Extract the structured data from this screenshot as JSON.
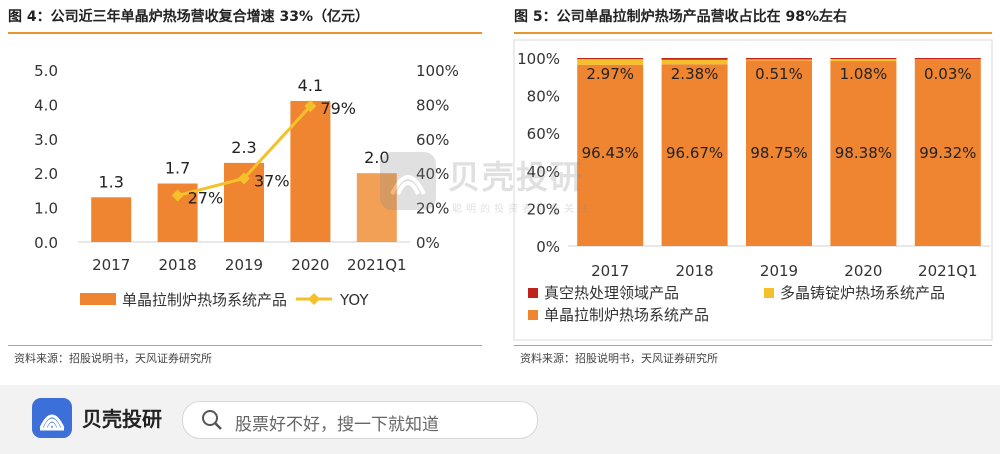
{
  "left_panel": {
    "title": "图 4：公司近三年单晶炉热场营收复合增速 33%（亿元）",
    "source": "资料来源：招股说明书，天风证券研究所"
  },
  "right_panel": {
    "title": "图 5：公司单晶拉制炉热场产品营收占比在 98%左右",
    "source": "资料来源：招股说明书，天风证券研究所"
  },
  "watermark": {
    "title": "贝壳投研",
    "subtitle": "聪明的投资者都在关注"
  },
  "footer": {
    "brand": "贝壳投研",
    "search_placeholder": "股票好不好，搜一下就知道"
  },
  "colors": {
    "orange": "#ef8530",
    "gold": "#f5c12a",
    "red": "#c0231b",
    "rule": "#e8962e",
    "logo": "#3d6fd9"
  },
  "chart_data": [
    {
      "type": "bar",
      "categories": [
        "2017",
        "2018",
        "2019",
        "2020",
        "2021Q1"
      ],
      "series": [
        {
          "name": "单晶拉制炉热场系统产品",
          "kind": "bar",
          "axis": "left",
          "values": [
            1.3,
            1.7,
            2.3,
            4.1,
            2.0
          ],
          "labels": [
            "1.3",
            "1.7",
            "2.3",
            "4.1",
            "2.0"
          ]
        },
        {
          "name": "YOY",
          "kind": "line",
          "axis": "right",
          "values": [
            null,
            27,
            37,
            79,
            null
          ],
          "labels": [
            "",
            "27%",
            "37%",
            "79%",
            ""
          ]
        }
      ],
      "ylim": [
        0,
        5
      ],
      "yticks": [
        "0.0",
        "1.0",
        "2.0",
        "3.0",
        "4.0",
        "5.0"
      ],
      "y2lim": [
        0,
        100
      ],
      "y2ticks": [
        "0%",
        "20%",
        "40%",
        "60%",
        "80%",
        "100%"
      ],
      "legend": "bottom"
    },
    {
      "type": "bar",
      "stacked": true,
      "categories": [
        "2017",
        "2018",
        "2019",
        "2020",
        "2021Q1"
      ],
      "series": [
        {
          "name": "真空热处理领域产品",
          "color": "#c0231b",
          "values": [
            0.6,
            0.95,
            0.74,
            0.54,
            0.65
          ]
        },
        {
          "name": "多晶铸锭炉热场系统产品",
          "color": "#f5c12a",
          "values": [
            2.97,
            2.38,
            0.51,
            1.08,
            0.03
          ],
          "labels": [
            "2.97%",
            "2.38%",
            "0.51%",
            "1.08%",
            "0.03%"
          ]
        },
        {
          "name": "单晶拉制炉热场系统产品",
          "color": "#ef8530",
          "values": [
            96.43,
            96.67,
            98.75,
            98.38,
            99.32
          ],
          "labels": [
            "96.43%",
            "96.67%",
            "98.75%",
            "98.38%",
            "99.32%"
          ]
        }
      ],
      "ylim": [
        0,
        100
      ],
      "yticks": [
        "0%",
        "20%",
        "40%",
        "60%",
        "80%",
        "100%"
      ],
      "legend": "bottom"
    }
  ]
}
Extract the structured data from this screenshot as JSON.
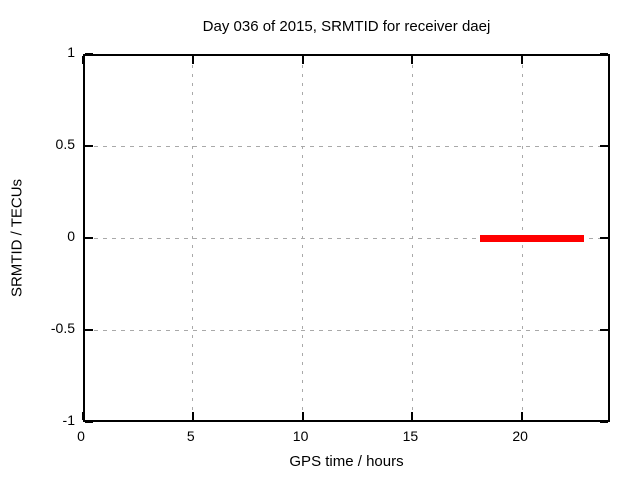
{
  "chart_data": {
    "type": "line",
    "title": "Day 036 of 2015, SRMTID for receiver daej",
    "xlabel": "GPS time / hours",
    "ylabel": "SRMTID / TECUs",
    "xlim": [
      0,
      24
    ],
    "ylim": [
      -1,
      1
    ],
    "xticks": [
      0,
      5,
      10,
      15,
      20
    ],
    "yticks": [
      -1,
      -0.5,
      0,
      0.5,
      1
    ],
    "grid": true,
    "legend": "none",
    "series": [
      {
        "name": "SRMTID",
        "color": "#ff0000",
        "style": "thick-horizontal-segment",
        "x_start": 18.1,
        "x_end": 22.8,
        "y": 0
      }
    ]
  },
  "colors": {
    "background": "#ffffff",
    "border": "#000000",
    "grid": "#a9a9a9",
    "series": "#ff0000"
  }
}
* * * *
(WHAT YOU NEED TO DO): Copy the data word for word. Pictures do not go in the copy.

(COMPLETE RESPONSE):
Extract the structured data from this screenshot as JSON.
{
  "left_panel": {
    "title": "图 4：公司近三年单晶炉热场营收复合增速 33%（亿元）",
    "source": "资料来源：招股说明书，天风证券研究所"
  },
  "right_panel": {
    "title": "图 5：公司单晶拉制炉热场产品营收占比在 98%左右",
    "source": "资料来源：招股说明书，天风证券研究所"
  },
  "watermark": {
    "title": "贝壳投研",
    "subtitle": "聪明的投资者都在关注"
  },
  "footer": {
    "brand": "贝壳投研",
    "search_placeholder": "股票好不好，搜一下就知道"
  },
  "colors": {
    "orange": "#ef8530",
    "gold": "#f5c12a",
    "red": "#c0231b",
    "rule": "#e8962e",
    "logo": "#3d6fd9"
  },
  "chart_data": [
    {
      "type": "bar",
      "categories": [
        "2017",
        "2018",
        "2019",
        "2020",
        "2021Q1"
      ],
      "series": [
        {
          "name": "单晶拉制炉热场系统产品",
          "kind": "bar",
          "axis": "left",
          "values": [
            1.3,
            1.7,
            2.3,
            4.1,
            2.0
          ],
          "labels": [
            "1.3",
            "1.7",
            "2.3",
            "4.1",
            "2.0"
          ]
        },
        {
          "name": "YOY",
          "kind": "line",
          "axis": "right",
          "values": [
            null,
            27,
            37,
            79,
            null
          ],
          "labels": [
            "",
            "27%",
            "37%",
            "79%",
            ""
          ]
        }
      ],
      "ylim": [
        0,
        5
      ],
      "yticks": [
        "0.0",
        "1.0",
        "2.0",
        "3.0",
        "4.0",
        "5.0"
      ],
      "y2lim": [
        0,
        100
      ],
      "y2ticks": [
        "0%",
        "20%",
        "40%",
        "60%",
        "80%",
        "100%"
      ],
      "legend": "bottom"
    },
    {
      "type": "bar",
      "stacked": true,
      "categories": [
        "2017",
        "2018",
        "2019",
        "2020",
        "2021Q1"
      ],
      "series": [
        {
          "name": "真空热处理领域产品",
          "color": "#c0231b",
          "values": [
            0.6,
            0.95,
            0.74,
            0.54,
            0.65
          ]
        },
        {
          "name": "多晶铸锭炉热场系统产品",
          "color": "#f5c12a",
          "values": [
            2.97,
            2.38,
            0.51,
            1.08,
            0.03
          ],
          "labels": [
            "2.97%",
            "2.38%",
            "0.51%",
            "1.08%",
            "0.03%"
          ]
        },
        {
          "name": "单晶拉制炉热场系统产品",
          "color": "#ef8530",
          "values": [
            96.43,
            96.67,
            98.75,
            98.38,
            99.32
          ],
          "labels": [
            "96.43%",
            "96.67%",
            "98.75%",
            "98.38%",
            "99.32%"
          ]
        }
      ],
      "ylim": [
        0,
        100
      ],
      "yticks": [
        "0%",
        "20%",
        "40%",
        "60%",
        "80%",
        "100%"
      ],
      "legend": "bottom"
    }
  ]
}
Extract the structured data from this screenshot as JSON.
{
  "chart_data": {
    "type": "line",
    "title": "Day 036 of 2015, SRMTID for receiver daej",
    "xlabel": "GPS time / hours",
    "ylabel": "SRMTID / TECUs",
    "xlim": [
      0,
      24
    ],
    "ylim": [
      -1,
      1
    ],
    "xticks": [
      0,
      5,
      10,
      15,
      20
    ],
    "yticks": [
      -1,
      -0.5,
      0,
      0.5,
      1
    ],
    "grid": true,
    "legend": "none",
    "series": [
      {
        "name": "SRMTID",
        "color": "#ff0000",
        "style": "thick-horizontal-segment",
        "x_start": 18.1,
        "x_end": 22.8,
        "y": 0
      }
    ]
  },
  "colors": {
    "background": "#ffffff",
    "border": "#000000",
    "grid": "#a9a9a9",
    "series": "#ff0000"
  }
}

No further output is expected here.